• Stated exercise
Where a line of the material contains the string "云埔街道", copy that line.

>> BEGIN

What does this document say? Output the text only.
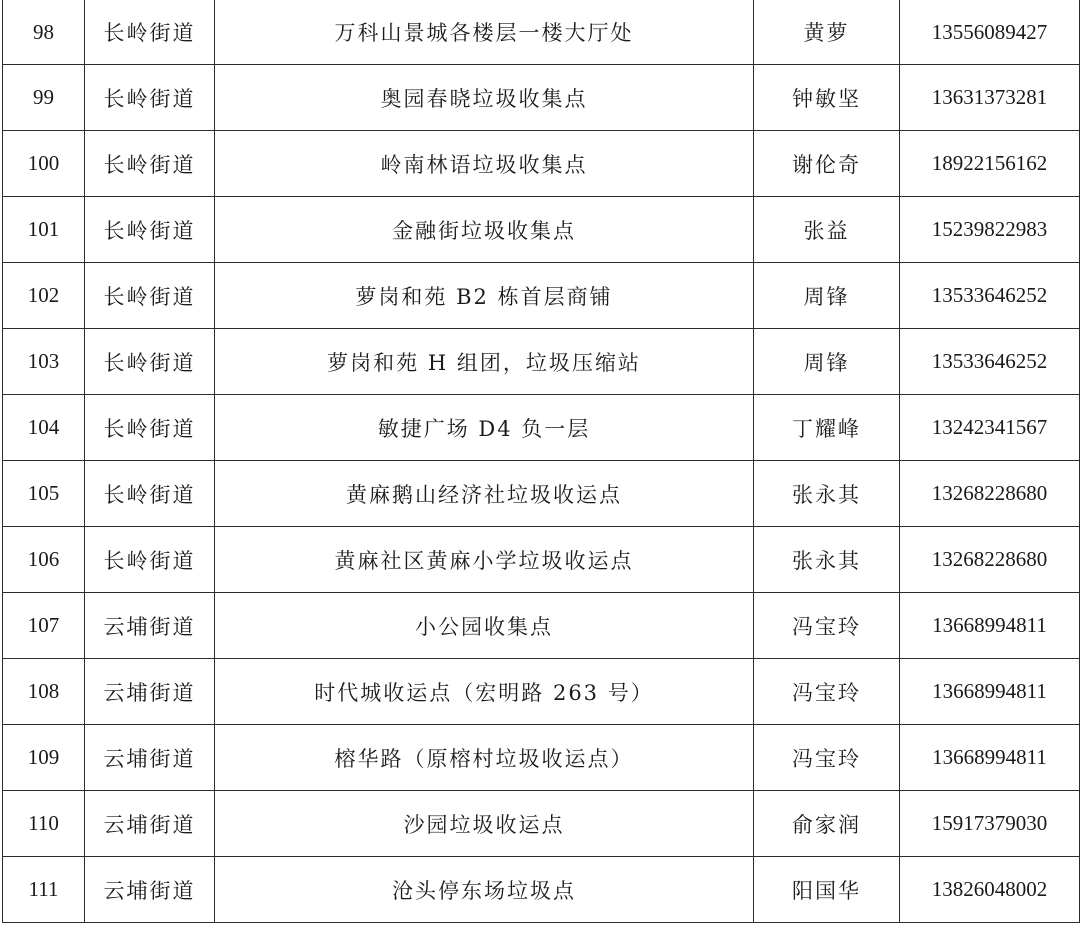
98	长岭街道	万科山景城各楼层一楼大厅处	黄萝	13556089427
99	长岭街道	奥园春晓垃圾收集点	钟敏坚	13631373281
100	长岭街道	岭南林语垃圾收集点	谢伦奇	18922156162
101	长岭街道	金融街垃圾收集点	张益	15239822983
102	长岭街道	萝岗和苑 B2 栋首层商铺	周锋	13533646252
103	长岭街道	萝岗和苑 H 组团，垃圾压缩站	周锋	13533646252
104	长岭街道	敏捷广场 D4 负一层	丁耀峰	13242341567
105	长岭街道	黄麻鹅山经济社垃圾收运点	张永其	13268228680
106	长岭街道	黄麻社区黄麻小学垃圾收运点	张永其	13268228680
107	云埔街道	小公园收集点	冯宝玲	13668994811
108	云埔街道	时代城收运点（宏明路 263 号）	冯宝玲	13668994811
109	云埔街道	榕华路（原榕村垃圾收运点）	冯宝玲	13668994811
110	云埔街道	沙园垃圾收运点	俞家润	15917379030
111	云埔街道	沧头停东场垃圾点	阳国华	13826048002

>> END
>> BEGIN

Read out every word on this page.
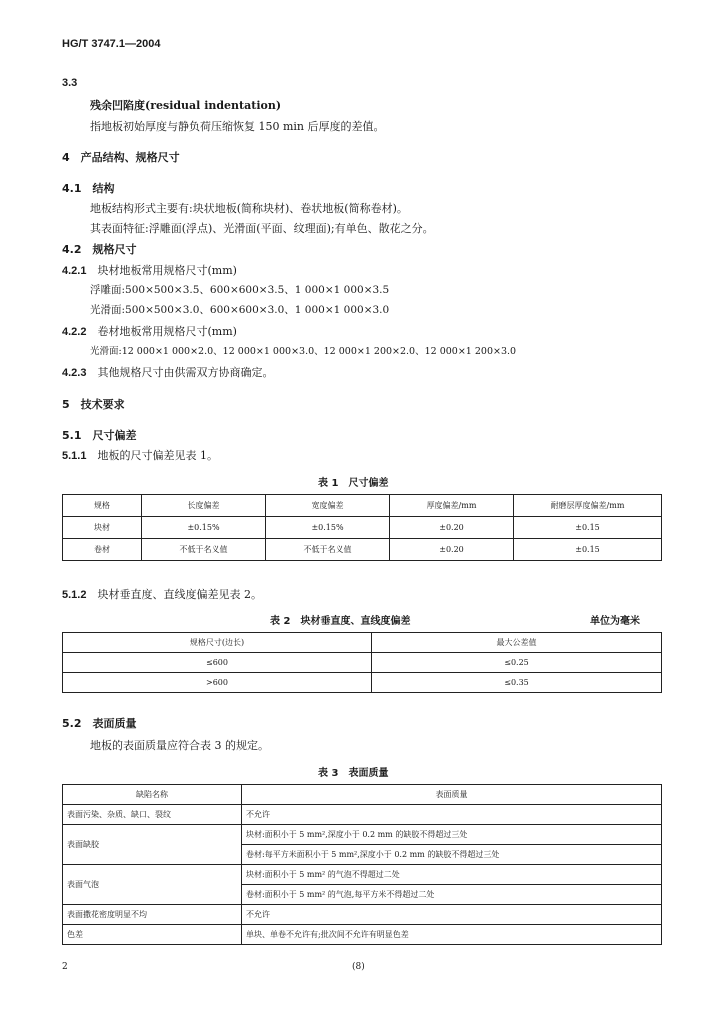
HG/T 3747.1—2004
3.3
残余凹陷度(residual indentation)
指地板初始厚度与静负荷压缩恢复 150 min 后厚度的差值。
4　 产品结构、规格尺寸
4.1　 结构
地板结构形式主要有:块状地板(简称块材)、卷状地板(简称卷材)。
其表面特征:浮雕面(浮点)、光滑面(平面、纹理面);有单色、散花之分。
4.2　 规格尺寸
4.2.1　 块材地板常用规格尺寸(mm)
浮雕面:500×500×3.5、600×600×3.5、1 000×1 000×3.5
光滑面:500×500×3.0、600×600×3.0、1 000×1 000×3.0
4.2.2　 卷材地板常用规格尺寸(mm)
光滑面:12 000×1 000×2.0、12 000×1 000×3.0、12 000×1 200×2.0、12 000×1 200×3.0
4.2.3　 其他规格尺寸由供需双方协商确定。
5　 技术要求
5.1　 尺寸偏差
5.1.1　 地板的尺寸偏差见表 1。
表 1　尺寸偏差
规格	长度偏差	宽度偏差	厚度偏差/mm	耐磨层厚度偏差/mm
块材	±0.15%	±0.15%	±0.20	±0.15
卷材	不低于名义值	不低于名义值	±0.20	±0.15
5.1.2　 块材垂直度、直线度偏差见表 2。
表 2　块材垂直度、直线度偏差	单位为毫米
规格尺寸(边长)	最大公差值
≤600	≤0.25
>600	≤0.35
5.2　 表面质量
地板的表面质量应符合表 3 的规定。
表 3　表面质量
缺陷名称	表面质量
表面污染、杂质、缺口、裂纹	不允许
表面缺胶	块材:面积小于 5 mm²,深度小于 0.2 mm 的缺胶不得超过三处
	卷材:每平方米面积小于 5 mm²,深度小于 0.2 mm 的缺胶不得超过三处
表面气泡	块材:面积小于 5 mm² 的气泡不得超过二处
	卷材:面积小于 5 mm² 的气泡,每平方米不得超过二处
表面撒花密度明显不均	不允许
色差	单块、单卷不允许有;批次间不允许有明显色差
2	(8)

>> END

• The response
107	云埔街道	小公园收集点	冯宝玲	13668994811
108	云埔街道	时代城收运点（宏明路 263 号）	冯宝玲	13668994811
109	云埔街道	榕华路（原榕村垃圾收运点）	冯宝玲	13668994811
110	云埔街道	沙园垃圾收运点	俞家润	15917379030
111	云埔街道	沧头停东场垃圾点	阳国华	13826048002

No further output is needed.